** Begin **

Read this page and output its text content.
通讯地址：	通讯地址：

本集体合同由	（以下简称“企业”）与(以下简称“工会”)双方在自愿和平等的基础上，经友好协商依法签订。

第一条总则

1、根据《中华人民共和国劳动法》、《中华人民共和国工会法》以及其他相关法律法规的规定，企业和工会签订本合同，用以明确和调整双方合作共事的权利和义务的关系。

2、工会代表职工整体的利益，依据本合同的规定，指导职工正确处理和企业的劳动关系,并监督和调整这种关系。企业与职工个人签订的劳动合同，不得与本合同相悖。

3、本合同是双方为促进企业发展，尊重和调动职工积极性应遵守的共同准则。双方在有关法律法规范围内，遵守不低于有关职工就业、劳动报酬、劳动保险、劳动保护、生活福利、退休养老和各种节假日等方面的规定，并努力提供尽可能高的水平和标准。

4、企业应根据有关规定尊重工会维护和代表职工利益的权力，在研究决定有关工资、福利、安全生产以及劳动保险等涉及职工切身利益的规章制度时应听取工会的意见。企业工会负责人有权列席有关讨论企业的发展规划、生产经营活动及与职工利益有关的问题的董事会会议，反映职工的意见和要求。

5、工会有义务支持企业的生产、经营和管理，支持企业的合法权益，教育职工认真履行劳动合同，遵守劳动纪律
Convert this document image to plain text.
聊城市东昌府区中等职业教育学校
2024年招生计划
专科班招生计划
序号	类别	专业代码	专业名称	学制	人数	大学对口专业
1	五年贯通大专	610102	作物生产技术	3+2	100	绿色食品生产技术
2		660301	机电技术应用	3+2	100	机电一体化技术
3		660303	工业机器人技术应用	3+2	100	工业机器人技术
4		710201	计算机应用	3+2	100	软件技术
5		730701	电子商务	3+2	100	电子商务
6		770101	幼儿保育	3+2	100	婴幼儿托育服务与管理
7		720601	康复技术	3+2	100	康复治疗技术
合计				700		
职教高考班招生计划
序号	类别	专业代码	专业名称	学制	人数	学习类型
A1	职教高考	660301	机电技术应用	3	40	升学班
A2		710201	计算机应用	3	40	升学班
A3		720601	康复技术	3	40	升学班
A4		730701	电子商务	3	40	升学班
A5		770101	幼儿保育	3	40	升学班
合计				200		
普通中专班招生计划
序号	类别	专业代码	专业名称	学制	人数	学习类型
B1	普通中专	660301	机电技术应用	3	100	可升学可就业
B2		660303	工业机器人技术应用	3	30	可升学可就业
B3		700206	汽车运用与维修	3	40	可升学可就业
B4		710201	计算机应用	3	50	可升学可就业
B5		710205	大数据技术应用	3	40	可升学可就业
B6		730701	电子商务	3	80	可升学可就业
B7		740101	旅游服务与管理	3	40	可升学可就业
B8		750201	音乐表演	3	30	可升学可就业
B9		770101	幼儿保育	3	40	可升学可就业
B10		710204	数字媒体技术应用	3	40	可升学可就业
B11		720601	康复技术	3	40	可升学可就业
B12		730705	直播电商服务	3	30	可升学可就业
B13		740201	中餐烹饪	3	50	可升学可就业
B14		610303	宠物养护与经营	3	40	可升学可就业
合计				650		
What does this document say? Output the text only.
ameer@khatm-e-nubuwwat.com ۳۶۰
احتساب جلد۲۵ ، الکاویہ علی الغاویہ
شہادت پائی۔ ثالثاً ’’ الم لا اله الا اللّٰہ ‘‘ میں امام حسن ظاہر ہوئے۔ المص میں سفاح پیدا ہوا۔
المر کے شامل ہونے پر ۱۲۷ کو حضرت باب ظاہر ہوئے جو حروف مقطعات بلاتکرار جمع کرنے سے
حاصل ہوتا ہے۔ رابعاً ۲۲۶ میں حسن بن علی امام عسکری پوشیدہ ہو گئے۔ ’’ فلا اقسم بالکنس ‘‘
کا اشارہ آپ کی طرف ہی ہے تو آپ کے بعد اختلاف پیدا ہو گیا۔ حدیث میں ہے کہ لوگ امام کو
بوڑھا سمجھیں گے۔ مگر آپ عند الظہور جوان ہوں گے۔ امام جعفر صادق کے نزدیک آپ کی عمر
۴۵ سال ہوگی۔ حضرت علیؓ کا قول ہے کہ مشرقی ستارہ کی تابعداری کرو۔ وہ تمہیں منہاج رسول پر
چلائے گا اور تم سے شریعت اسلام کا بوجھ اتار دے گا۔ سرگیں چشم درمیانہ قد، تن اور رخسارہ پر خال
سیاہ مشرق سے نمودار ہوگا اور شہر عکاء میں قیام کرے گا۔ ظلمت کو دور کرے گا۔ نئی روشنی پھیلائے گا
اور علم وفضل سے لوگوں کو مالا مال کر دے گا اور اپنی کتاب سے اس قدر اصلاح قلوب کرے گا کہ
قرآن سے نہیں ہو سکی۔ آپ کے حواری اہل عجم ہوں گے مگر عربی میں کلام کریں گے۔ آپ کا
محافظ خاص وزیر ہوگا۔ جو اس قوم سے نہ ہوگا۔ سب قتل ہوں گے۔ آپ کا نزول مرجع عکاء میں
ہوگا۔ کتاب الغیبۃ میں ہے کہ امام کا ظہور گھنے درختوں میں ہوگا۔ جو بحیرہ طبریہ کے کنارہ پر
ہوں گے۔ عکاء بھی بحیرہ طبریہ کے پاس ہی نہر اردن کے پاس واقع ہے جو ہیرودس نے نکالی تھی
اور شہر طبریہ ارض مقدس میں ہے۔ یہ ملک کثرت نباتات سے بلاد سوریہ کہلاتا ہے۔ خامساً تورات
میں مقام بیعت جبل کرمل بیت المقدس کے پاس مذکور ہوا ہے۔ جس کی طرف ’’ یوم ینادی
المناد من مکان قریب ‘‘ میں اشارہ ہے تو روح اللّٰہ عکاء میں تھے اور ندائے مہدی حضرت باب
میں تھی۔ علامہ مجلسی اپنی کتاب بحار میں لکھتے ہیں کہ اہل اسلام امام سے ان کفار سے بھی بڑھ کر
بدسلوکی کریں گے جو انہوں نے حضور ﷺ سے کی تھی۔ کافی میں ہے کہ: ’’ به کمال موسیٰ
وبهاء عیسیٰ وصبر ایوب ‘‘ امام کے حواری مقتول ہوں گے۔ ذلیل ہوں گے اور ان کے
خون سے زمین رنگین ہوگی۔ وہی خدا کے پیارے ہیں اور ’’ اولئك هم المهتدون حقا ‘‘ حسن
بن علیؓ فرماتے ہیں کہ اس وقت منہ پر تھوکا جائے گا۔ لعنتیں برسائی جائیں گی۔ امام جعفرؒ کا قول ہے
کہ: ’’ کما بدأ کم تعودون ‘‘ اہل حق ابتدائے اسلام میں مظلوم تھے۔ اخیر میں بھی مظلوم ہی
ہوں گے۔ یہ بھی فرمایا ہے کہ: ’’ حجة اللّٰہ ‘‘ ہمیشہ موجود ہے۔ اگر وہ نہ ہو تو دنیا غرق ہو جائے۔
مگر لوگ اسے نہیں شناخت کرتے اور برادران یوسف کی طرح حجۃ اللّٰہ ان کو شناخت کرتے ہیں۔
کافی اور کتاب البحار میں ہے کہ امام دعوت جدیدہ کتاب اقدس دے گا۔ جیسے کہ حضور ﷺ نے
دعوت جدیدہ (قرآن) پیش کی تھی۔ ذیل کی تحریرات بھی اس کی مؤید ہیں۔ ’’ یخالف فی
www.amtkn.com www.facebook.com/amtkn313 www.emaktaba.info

** End **

#### Exercise directions
Each line that holds the word "حواری" should be extracted from the records.

#### Solution for this exercise
قرآن سے نہیں ہو سکی۔ آپ کے حواری اہل عجم ہوں گے مگر عربی میں کلام کریں گے۔ آپ کا
وبهاء عیسیٰ وصبر ایوب ‘‘ امام کے حواری مقتول ہوں گے۔ ذلیل ہوں گے اور ان کے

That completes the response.